◆ Work to complete: Look through the material below. Copy each line that contains the string "spektral".

[Data records]
####

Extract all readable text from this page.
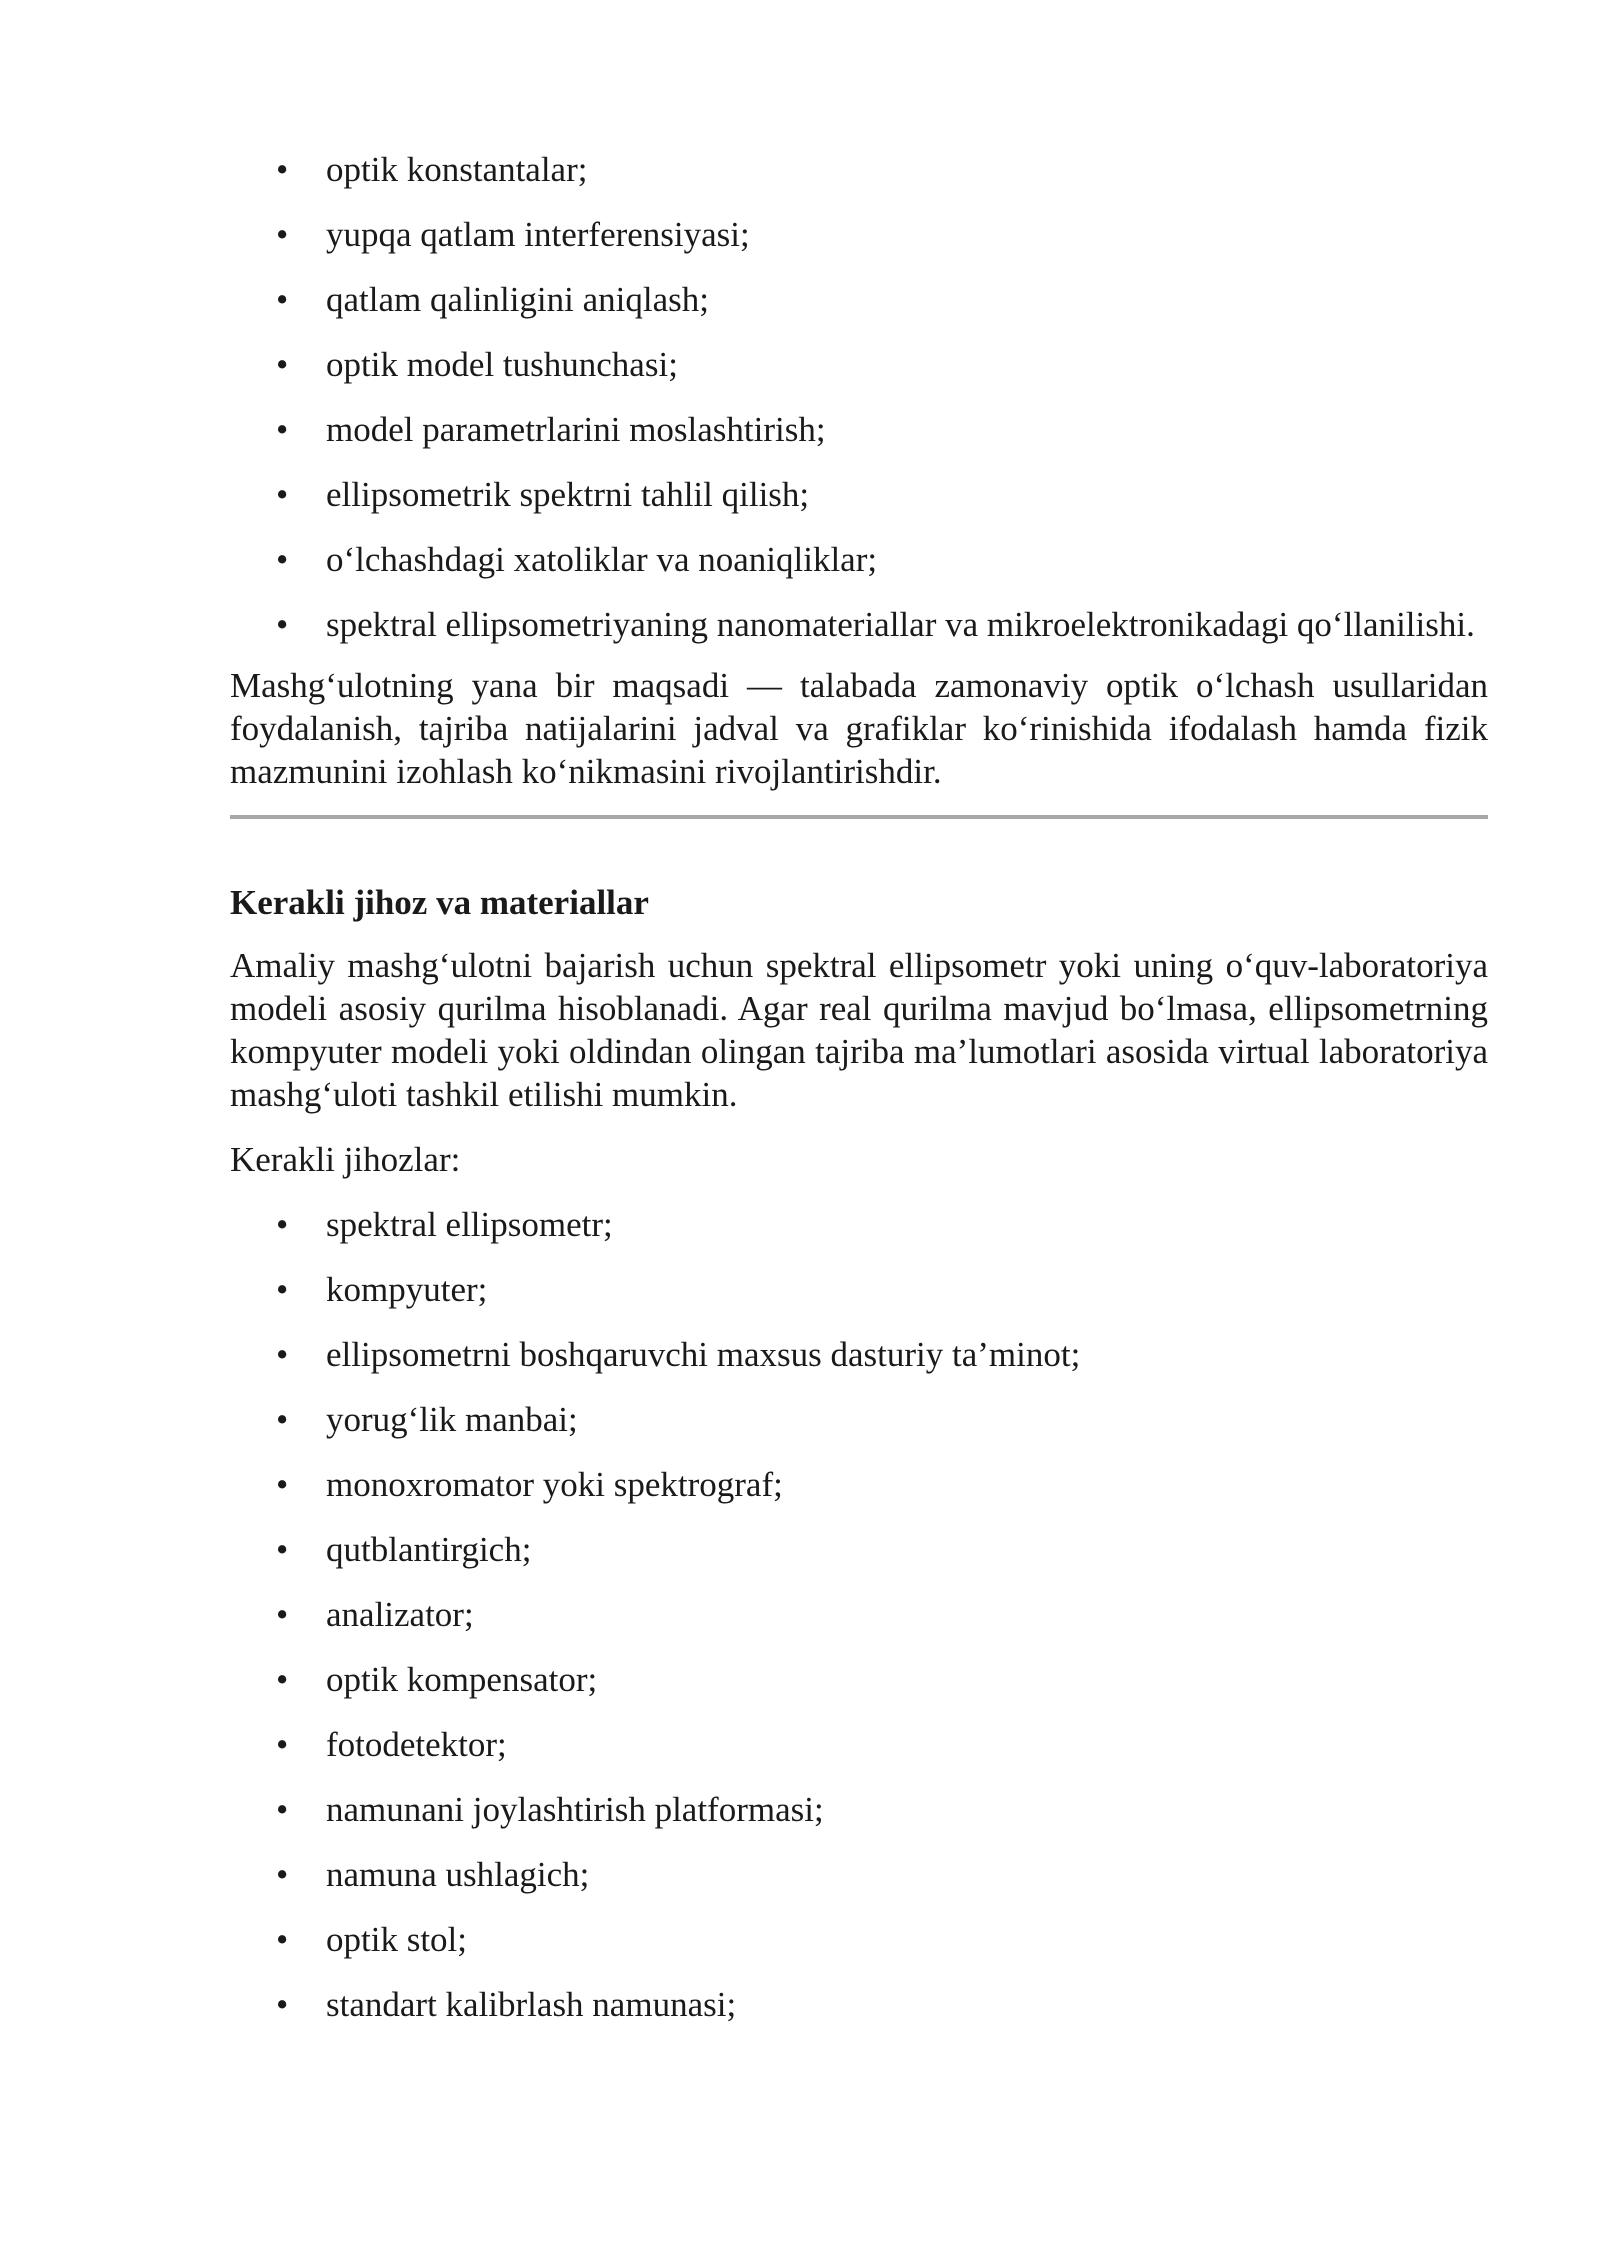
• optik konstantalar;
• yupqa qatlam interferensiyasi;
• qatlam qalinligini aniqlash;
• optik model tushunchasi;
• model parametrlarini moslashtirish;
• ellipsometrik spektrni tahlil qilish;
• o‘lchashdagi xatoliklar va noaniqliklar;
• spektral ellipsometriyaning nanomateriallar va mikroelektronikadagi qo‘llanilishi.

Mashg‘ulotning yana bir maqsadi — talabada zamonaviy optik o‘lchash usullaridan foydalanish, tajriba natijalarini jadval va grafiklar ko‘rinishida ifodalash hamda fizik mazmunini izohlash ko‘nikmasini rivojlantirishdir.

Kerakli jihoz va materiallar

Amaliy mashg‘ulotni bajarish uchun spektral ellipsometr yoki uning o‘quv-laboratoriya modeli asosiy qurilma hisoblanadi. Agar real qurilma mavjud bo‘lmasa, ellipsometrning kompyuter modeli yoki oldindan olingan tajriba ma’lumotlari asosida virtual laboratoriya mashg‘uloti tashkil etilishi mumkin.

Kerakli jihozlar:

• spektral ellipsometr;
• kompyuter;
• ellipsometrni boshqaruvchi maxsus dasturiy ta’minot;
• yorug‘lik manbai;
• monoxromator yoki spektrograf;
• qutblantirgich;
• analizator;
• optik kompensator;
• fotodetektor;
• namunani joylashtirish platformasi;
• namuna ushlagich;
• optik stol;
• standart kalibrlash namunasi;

####

◆ Expected answer:
• spektral ellipsometriyaning nanomateriallar va mikroelektronikadagi qo‘llanilishi.
Amaliy mashg‘ulotni bajarish uchun spektral ellipsometr yoki uning o‘quv-laboratoriya modeli asosiy qurilma hisoblanadi. Agar real qurilma mavjud bo‘lmasa, ellipsometrning kompyuter modeli yoki oldindan olingan tajriba ma’lumotlari asosida virtual laboratoriya mashg‘uloti tashkil etilishi mumkin.
• spektral ellipsometr;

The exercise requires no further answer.